DATASET —
☆ ☆ ☆

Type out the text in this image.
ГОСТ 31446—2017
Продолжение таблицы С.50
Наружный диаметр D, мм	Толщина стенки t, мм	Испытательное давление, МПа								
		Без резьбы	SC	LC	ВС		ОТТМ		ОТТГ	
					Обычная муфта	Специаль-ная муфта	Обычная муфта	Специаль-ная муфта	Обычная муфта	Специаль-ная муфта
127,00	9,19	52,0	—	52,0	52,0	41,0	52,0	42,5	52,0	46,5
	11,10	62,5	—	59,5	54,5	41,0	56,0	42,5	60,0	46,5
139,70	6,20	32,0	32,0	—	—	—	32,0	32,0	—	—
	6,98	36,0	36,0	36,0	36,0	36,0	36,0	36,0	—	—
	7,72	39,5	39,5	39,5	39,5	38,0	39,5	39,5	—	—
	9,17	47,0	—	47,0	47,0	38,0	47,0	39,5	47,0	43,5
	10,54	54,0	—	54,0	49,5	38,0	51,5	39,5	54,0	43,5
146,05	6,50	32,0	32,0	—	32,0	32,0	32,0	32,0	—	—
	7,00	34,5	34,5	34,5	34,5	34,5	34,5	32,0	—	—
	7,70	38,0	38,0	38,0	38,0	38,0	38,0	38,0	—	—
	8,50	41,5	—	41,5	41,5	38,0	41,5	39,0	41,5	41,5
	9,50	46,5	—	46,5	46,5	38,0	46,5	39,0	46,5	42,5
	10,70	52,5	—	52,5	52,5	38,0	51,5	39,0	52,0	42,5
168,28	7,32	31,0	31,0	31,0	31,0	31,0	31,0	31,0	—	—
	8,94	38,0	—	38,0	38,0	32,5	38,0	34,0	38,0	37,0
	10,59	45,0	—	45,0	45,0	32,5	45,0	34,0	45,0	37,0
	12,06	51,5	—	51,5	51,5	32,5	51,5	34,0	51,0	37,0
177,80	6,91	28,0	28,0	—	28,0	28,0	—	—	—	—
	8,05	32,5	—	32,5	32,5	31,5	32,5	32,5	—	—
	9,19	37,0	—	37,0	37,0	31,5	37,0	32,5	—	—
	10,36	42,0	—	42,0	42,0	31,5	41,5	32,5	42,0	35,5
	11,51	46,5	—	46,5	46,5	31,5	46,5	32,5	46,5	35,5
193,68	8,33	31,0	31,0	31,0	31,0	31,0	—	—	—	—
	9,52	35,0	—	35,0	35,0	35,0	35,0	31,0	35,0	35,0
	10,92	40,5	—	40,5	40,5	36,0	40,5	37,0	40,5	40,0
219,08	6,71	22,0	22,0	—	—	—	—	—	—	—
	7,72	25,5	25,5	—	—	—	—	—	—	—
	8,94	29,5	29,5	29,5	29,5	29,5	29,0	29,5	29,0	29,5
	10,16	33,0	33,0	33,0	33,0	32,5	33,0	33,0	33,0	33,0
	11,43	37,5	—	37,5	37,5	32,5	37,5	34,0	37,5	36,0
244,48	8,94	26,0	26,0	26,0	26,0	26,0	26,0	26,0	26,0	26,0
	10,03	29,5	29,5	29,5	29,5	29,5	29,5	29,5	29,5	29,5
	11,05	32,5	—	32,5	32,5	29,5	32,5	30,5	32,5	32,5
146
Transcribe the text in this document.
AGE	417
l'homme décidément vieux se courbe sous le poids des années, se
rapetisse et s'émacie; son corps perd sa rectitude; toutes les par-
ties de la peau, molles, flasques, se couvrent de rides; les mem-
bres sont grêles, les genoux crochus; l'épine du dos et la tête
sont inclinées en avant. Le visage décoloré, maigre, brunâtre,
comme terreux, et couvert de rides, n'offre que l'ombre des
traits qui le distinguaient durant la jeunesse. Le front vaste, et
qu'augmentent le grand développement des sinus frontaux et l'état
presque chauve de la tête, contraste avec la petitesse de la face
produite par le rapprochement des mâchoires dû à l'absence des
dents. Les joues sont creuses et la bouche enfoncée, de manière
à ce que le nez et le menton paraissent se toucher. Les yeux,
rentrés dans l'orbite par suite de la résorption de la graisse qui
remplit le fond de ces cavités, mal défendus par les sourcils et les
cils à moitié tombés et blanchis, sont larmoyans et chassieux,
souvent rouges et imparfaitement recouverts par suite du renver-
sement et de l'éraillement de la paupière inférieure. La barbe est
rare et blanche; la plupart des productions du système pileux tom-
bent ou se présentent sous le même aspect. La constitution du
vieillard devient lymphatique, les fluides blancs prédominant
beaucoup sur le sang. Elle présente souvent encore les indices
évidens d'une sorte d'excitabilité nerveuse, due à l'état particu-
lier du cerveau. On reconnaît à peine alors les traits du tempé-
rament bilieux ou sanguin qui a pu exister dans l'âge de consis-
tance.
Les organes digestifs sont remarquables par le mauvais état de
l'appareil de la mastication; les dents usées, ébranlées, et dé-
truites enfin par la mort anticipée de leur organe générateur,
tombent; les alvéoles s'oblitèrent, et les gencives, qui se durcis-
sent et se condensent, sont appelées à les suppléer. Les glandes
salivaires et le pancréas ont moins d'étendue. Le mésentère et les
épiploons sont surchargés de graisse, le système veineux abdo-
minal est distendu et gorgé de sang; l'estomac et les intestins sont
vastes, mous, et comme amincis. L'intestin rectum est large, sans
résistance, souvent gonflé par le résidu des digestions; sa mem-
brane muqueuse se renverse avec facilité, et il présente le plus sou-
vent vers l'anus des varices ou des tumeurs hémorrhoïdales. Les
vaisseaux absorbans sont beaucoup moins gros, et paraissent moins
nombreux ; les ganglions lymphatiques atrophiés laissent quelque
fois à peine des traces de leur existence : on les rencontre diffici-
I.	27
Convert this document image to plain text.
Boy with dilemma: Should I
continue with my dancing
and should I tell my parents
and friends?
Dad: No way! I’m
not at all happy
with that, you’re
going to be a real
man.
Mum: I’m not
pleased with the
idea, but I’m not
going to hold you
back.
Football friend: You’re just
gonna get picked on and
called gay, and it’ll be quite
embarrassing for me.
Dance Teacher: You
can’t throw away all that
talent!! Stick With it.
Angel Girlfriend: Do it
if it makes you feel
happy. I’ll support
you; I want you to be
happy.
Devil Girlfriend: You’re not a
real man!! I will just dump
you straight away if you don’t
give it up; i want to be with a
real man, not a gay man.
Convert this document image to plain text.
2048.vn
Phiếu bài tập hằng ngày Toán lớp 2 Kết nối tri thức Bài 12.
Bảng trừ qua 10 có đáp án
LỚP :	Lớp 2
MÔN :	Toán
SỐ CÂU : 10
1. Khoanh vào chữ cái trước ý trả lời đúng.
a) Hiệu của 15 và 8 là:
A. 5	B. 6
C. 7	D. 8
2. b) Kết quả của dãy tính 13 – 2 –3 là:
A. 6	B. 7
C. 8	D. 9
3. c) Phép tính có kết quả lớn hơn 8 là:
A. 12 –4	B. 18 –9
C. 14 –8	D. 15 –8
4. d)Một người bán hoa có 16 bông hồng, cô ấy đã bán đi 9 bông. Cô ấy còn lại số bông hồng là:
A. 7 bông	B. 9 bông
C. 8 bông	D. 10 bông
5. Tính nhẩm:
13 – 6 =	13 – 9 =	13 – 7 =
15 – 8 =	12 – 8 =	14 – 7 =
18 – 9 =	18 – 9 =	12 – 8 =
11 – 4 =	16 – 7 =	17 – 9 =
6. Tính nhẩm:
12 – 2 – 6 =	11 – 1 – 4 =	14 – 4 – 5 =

☆ ☆ ☆

THE REQUEST — From the records above, extract each line exactly as shown.

OUTPUT BELOW —
Type out the text in this image.
ГОСТ 31446—2017
Продолжение таблицы С.50
Наружный диаметр D, мм	Толщина стенки t, мм	Испытательное давление, МПа								
		Без резьбы	SC	LC	ВС		ОТТМ		ОТТГ	
					Обычная муфта	Специаль-ная муфта	Обычная муфта	Специаль-ная муфта	Обычная муфта	Специаль-ная муфта
127,00	9,19	52,0	—	52,0	52,0	41,0	52,0	42,5	52,0	46,5
	11,10	62,5	—	59,5	54,5	41,0	56,0	42,5	60,0	46,5
139,70	6,20	32,0	32,0	—	—	—	32,0	32,0	—	—
	6,98	36,0	36,0	36,0	36,0	36,0	36,0	36,0	—	—
	7,72	39,5	39,5	39,5	39,5	38,0	39,5	39,5	—	—
	9,17	47,0	—	47,0	47,0	38,0	47,0	39,5	47,0	43,5
	10,54	54,0	—	54,0	49,5	38,0	51,5	39,5	54,0	43,5
146,05	6,50	32,0	32,0	—	32,0	32,0	32,0	32,0	—	—
	7,00	34,5	34,5	34,5	34,5	34,5	34,5	32,0	—	—
	7,70	38,0	38,0	38,0	38,0	38,0	38,0	38,0	—	—
	8,50	41,5	—	41,5	41,5	38,0	41,5	39,0	41,5	41,5
	9,50	46,5	—	46,5	46,5	38,0	46,5	39,0	46,5	42,5
	10,70	52,5	—	52,5	52,5	38,0	51,5	39,0	52,0	42,5
168,28	7,32	31,0	31,0	31,0	31,0	31,0	31,0	31,0	—	—
	8,94	38,0	—	38,0	38,0	32,5	38,0	34,0	38,0	37,0
	10,59	45,0	—	45,0	45,0	32,5	45,0	34,0	45,0	37,0
	12,06	51,5	—	51,5	51,5	32,5	51,5	34,0	51,0	37,0
177,80	6,91	28,0	28,0	—	28,0	28,0	—	—	—	—
	8,05	32,5	—	32,5	32,5	31,5	32,5	32,5	—	—
	9,19	37,0	—	37,0	37,0	31,5	37,0	32,5	—	—
	10,36	42,0	—	42,0	42,0	31,5	41,5	32,5	42,0	35,5
	11,51	46,5	—	46,5	46,5	31,5	46,5	32,5	46,5	35,5
193,68	8,33	31,0	31,0	31,0	31,0	31,0	—	—	—	—
	9,52	35,0	—	35,0	35,0	35,0	35,0	31,0	35,0	35,0
	10,92	40,5	—	40,5	40,5	36,0	40,5	37,0	40,5	40,0
219,08	6,71	22,0	22,0	—	—	—	—	—	—	—
	7,72	25,5	25,5	—	—	—	—	—	—	—
	8,94	29,5	29,5	29,5	29,5	29,5	29,0	29,5	29,0	29,5
	10,16	33,0	33,0	33,0	33,0	32,5	33,0	33,0	33,0	33,0
	11,43	37,5	—	37,5	37,5	32,5	37,5	34,0	37,5	36,0
244,48	8,94	26,0	26,0	26,0	26,0	26,0	26,0	26,0	26,0	26,0
	10,03	29,5	29,5	29,5	29,5	29,5	29,5	29,5	29,5	29,5
	11,05	32,5	—	32,5	32,5	29,5	32,5	30,5	32,5	32,5
146
Transcribe the text in this document.
AGE	417
l'homme décidément vieux se courbe sous le poids des années, se
rapetisse et s'émacie; son corps perd sa rectitude; toutes les par-
ties de la peau, molles, flasques, se couvrent de rides; les mem-
bres sont grêles, les genoux crochus; l'épine du dos et la tête
sont inclinées en avant. Le visage décoloré, maigre, brunâtre,
comme terreux, et couvert de rides, n'offre que l'ombre des
traits qui le distinguaient durant la jeunesse. Le front vaste, et
qu'augmentent le grand développement des sinus frontaux et l'état
presque chauve de la tête, contraste avec la petitesse de la face
produite par le rapprochement des mâchoires dû à l'absence des
dents. Les joues sont creuses et la bouche enfoncée, de manière
à ce que le nez et le menton paraissent se toucher. Les yeux,
rentrés dans l'orbite par suite de la résorption de la graisse qui
remplit le fond de ces cavités, mal défendus par les sourcils et les
cils à moitié tombés et blanchis, sont larmoyans et chassieux,
souvent rouges et imparfaitement recouverts par suite du renver-
sement et de l'éraillement de la paupière inférieure. La barbe est
rare et blanche; la plupart des productions du système pileux tom-
bent ou se présentent sous le même aspect. La constitution du
vieillard devient lymphatique, les fluides blancs prédominant
beaucoup sur le sang. Elle présente souvent encore les indices
évidens d'une sorte d'excitabilité nerveuse, due à l'état particu-
lier du cerveau. On reconnaît à peine alors les traits du tempé-
rament bilieux ou sanguin qui a pu exister dans l'âge de consis-
tance.
Les organes digestifs sont remarquables par le mauvais état de
l'appareil de la mastication; les dents usées, ébranlées, et dé-
truites enfin par la mort anticipée de leur organe générateur,
tombent; les alvéoles s'oblitèrent, et les gencives, qui se durcis-
sent et se condensent, sont appelées à les suppléer. Les glandes
salivaires et le pancréas ont moins d'étendue. Le mésentère et les
épiploons sont surchargés de graisse, le système veineux abdo-
minal est distendu et gorgé de sang; l'estomac et les intestins sont
vastes, mous, et comme amincis. L'intestin rectum est large, sans
résistance, souvent gonflé par le résidu des digestions; sa mem-
brane muqueuse se renverse avec facilité, et il présente le plus sou-
vent vers l'anus des varices ou des tumeurs hémorrhoïdales. Les
vaisseaux absorbans sont beaucoup moins gros, et paraissent moins
nombreux ; les ganglions lymphatiques atrophiés laissent quelque
fois à peine des traces de leur existence : on les rencontre diffici-
I.	27
Convert this document image to plain text.
Boy with dilemma: Should I
continue with my dancing
and should I tell my parents
and friends?
Dad: No way! I’m
not at all happy
with that, you’re
going to be a real
man.
Mum: I’m not
pleased with the
idea, but I’m not
going to hold you
back.
Football friend: You’re just
gonna get picked on and
called gay, and it’ll be quite
embarrassing for me.
Dance Teacher: You
can’t throw away all that
talent!! Stick With it.
Angel Girlfriend: Do it
if it makes you feel
happy. I’ll support
you; I want you to be
happy.
Devil Girlfriend: You’re not a
real man!! I will just dump
you straight away if you don’t
give it up; i want to be with a
real man, not a gay man.
Convert this document image to plain text.
2048.vn
Phiếu bài tập hằng ngày Toán lớp 2 Kết nối tri thức Bài 12.
Bảng trừ qua 10 có đáp án
LỚP :	Lớp 2
MÔN :	Toán
SỐ CÂU : 10
1. Khoanh vào chữ cái trước ý trả lời đúng.
a) Hiệu của 15 và 8 là:
A. 5	B. 6
C. 7	D. 8
2. b) Kết quả của dãy tính 13 – 2 –3 là:
A. 6	B. 7
C. 8	D. 9
3. c) Phép tính có kết quả lớn hơn 8 là:
A. 12 –4	B. 18 –9
C. 14 –8	D. 15 –8
4. d)Một người bán hoa có 16 bông hồng, cô ấy đã bán đi 9 bông. Cô ấy còn lại số bông hồng là:
A. 7 bông	B. 9 bông
C. 8 bông	D. 10 bông
5. Tính nhẩm:
13 – 6 =	13 – 9 =	13 – 7 =
15 – 8 =	12 – 8 =	14 – 7 =
18 – 9 =	18 – 9 =	12 – 8 =
11 – 4 =	16 – 7 =	17 – 9 =
6. Tính nhẩm:
12 – 2 – 6 =	11 – 1 – 4 =	14 – 4 – 5 =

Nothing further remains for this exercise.